REQUIRED TASK:
Write out each record again exactly as it stands.

SOURCE RECORDS:
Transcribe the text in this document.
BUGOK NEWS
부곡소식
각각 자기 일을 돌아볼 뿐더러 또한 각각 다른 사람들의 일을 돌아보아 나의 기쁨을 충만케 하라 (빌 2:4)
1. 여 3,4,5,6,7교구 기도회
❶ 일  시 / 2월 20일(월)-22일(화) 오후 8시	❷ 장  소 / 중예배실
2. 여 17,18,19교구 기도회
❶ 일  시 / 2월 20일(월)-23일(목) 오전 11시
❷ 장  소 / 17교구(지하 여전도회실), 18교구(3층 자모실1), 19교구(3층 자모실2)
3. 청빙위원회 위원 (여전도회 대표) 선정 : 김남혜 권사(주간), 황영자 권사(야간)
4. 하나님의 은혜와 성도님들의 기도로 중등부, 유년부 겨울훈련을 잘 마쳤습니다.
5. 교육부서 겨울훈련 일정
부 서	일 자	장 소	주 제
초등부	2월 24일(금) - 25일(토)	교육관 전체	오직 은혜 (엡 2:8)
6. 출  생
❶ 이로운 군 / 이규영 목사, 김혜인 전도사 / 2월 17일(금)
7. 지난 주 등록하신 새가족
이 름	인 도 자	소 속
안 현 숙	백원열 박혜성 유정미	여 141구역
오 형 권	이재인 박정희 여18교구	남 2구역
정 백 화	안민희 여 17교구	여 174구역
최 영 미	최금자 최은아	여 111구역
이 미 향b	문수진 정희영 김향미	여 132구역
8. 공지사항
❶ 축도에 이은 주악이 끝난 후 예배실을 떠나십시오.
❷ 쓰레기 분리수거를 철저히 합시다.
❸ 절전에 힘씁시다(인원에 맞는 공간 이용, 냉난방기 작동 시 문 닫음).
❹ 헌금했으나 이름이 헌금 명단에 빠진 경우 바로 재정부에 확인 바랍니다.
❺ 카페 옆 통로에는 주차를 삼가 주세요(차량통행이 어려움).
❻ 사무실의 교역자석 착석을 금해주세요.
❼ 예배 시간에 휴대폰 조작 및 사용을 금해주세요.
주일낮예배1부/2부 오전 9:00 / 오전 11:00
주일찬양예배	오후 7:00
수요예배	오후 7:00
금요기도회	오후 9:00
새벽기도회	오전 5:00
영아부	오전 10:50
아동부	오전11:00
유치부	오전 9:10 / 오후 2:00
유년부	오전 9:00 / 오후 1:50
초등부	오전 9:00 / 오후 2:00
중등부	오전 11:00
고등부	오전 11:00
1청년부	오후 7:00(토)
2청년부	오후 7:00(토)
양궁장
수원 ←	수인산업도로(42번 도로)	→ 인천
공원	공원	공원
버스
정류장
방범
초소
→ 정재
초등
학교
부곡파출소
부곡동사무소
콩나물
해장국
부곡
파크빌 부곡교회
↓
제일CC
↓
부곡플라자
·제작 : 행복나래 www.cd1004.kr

ANSWER TO THE PROBLEM:
Transcribe the text in this document.
BUGOK NEWS
부곡소식
각각 자기 일을 돌아볼 뿐더러 또한 각각 다른 사람들의 일을 돌아보아 나의 기쁨을 충만케 하라 (빌 2:4)
1. 여 3,4,5,6,7교구 기도회
❶ 일  시 / 2월 20일(월)-22일(화) 오후 8시	❷ 장  소 / 중예배실
2. 여 17,18,19교구 기도회
❶ 일  시 / 2월 20일(월)-23일(목) 오전 11시
❷ 장  소 / 17교구(지하 여전도회실), 18교구(3층 자모실1), 19교구(3층 자모실2)
3. 청빙위원회 위원 (여전도회 대표) 선정 : 김남혜 권사(주간), 황영자 권사(야간)
4. 하나님의 은혜와 성도님들의 기도로 중등부, 유년부 겨울훈련을 잘 마쳤습니다.
5. 교육부서 겨울훈련 일정
부 서	일 자	장 소	주 제
초등부	2월 24일(금) - 25일(토)	교육관 전체	오직 은혜 (엡 2:8)
6. 출  생
❶ 이로운 군 / 이규영 목사, 김혜인 전도사 / 2월 17일(금)
7. 지난 주 등록하신 새가족
이 름	인 도 자	소 속
안 현 숙	백원열 박혜성 유정미	여 141구역
오 형 권	이재인 박정희 여18교구	남 2구역
정 백 화	안민희 여 17교구	여 174구역
최 영 미	최금자 최은아	여 111구역
이 미 향b	문수진 정희영 김향미	여 132구역
8. 공지사항
❶ 축도에 이은 주악이 끝난 후 예배실을 떠나십시오.
❷ 쓰레기 분리수거를 철저히 합시다.
❸ 절전에 힘씁시다(인원에 맞는 공간 이용, 냉난방기 작동 시 문 닫음).
❹ 헌금했으나 이름이 헌금 명단에 빠진 경우 바로 재정부에 확인 바랍니다.
❺ 카페 옆 통로에는 주차를 삼가 주세요(차량통행이 어려움).
❻ 사무실의 교역자석 착석을 금해주세요.
❼ 예배 시간에 휴대폰 조작 및 사용을 금해주세요.
주일낮예배1부/2부 오전 9:00 / 오전 11:00
주일찬양예배	오후 7:00
수요예배	오후 7:00
금요기도회	오후 9:00
새벽기도회	오전 5:00
영아부	오전 10:50
아동부	오전11:00
유치부	오전 9:10 / 오후 2:00
유년부	오전 9:00 / 오후 1:50
초등부	오전 9:00 / 오후 2:00
중등부	오전 11:00
고등부	오전 11:00
1청년부	오후 7:00(토)
2청년부	오후 7:00(토)
양궁장
수원 ←	수인산업도로(42번 도로)	→ 인천
공원	공원	공원
버스
정류장
방범
초소
→ 정재
초등
학교
부곡파출소
부곡동사무소
콩나물
해장국
부곡
파크빌 부곡교회
↓
제일CC
↓
부곡플라자
·제작 : 행복나래 www.cd1004.kr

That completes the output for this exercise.